[Figure contents as structured data]
/---
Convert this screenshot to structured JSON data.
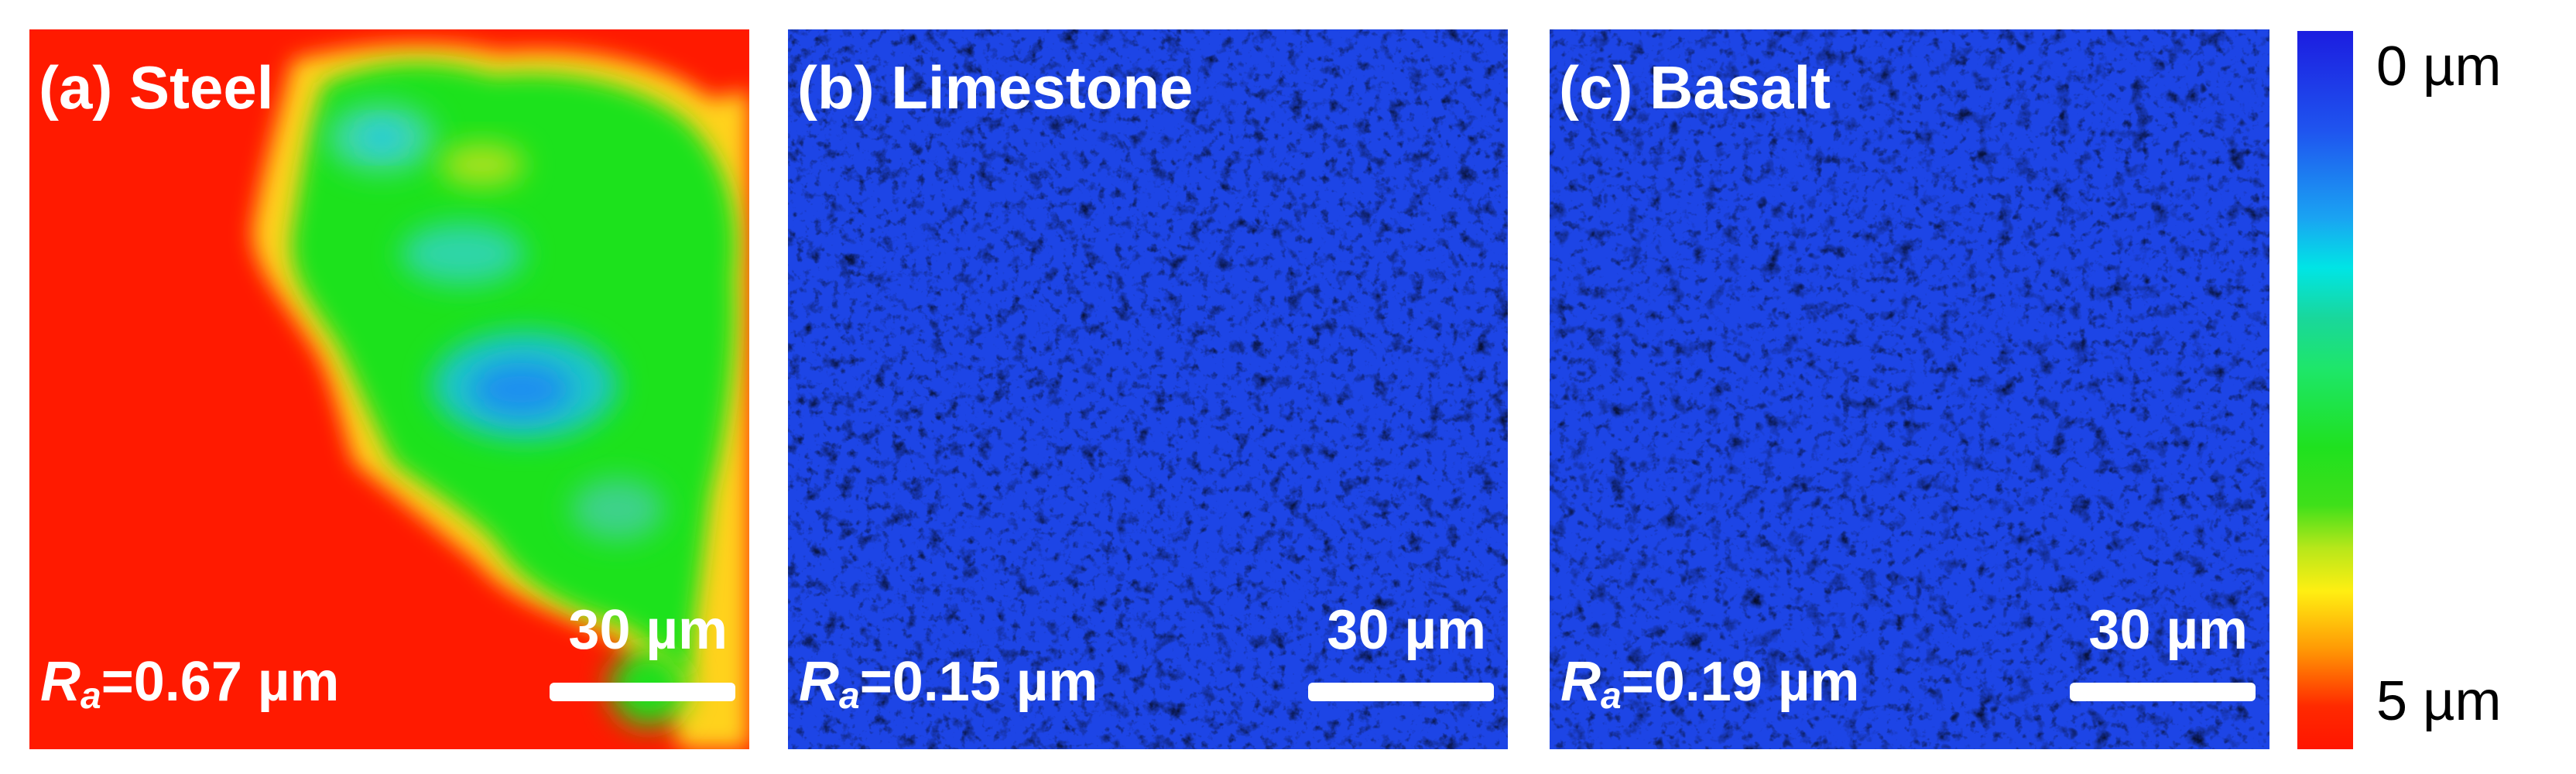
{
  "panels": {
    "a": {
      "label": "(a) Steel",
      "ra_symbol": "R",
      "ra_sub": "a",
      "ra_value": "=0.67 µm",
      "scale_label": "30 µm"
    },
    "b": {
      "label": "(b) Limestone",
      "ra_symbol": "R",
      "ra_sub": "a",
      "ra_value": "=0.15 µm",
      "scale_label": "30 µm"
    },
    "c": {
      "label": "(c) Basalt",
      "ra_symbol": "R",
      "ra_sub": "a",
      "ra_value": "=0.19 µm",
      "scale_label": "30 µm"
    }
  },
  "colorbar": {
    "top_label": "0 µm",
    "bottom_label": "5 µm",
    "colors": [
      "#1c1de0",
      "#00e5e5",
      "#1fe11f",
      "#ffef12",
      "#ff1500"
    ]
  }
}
\---
• _Do this_
Each entry above is to be written out again unchanged, apart from the pictures, which are left out.

• _Result below_
Convert this screenshot to structured JSON data.
{
  "panels": {
    "a": {
      "label": "(a) Steel",
      "ra_symbol": "R",
      "ra_sub": "a",
      "ra_value": "=0.67 µm",
      "scale_label": "30 µm"
    },
    "b": {
      "label": "(b) Limestone",
      "ra_symbol": "R",
      "ra_sub": "a",
      "ra_value": "=0.15 µm",
      "scale_label": "30 µm"
    },
    "c": {
      "label": "(c) Basalt",
      "ra_symbol": "R",
      "ra_sub": "a",
      "ra_value": "=0.19 µm",
      "scale_label": "30 µm"
    }
  },
  "colorbar": {
    "top_label": "0 µm",
    "bottom_label": "5 µm",
    "colors": [
      "#1c1de0",
      "#00e5e5",
      "#1fe11f",
      "#ffef12",
      "#ff1500"
    ]
  }
}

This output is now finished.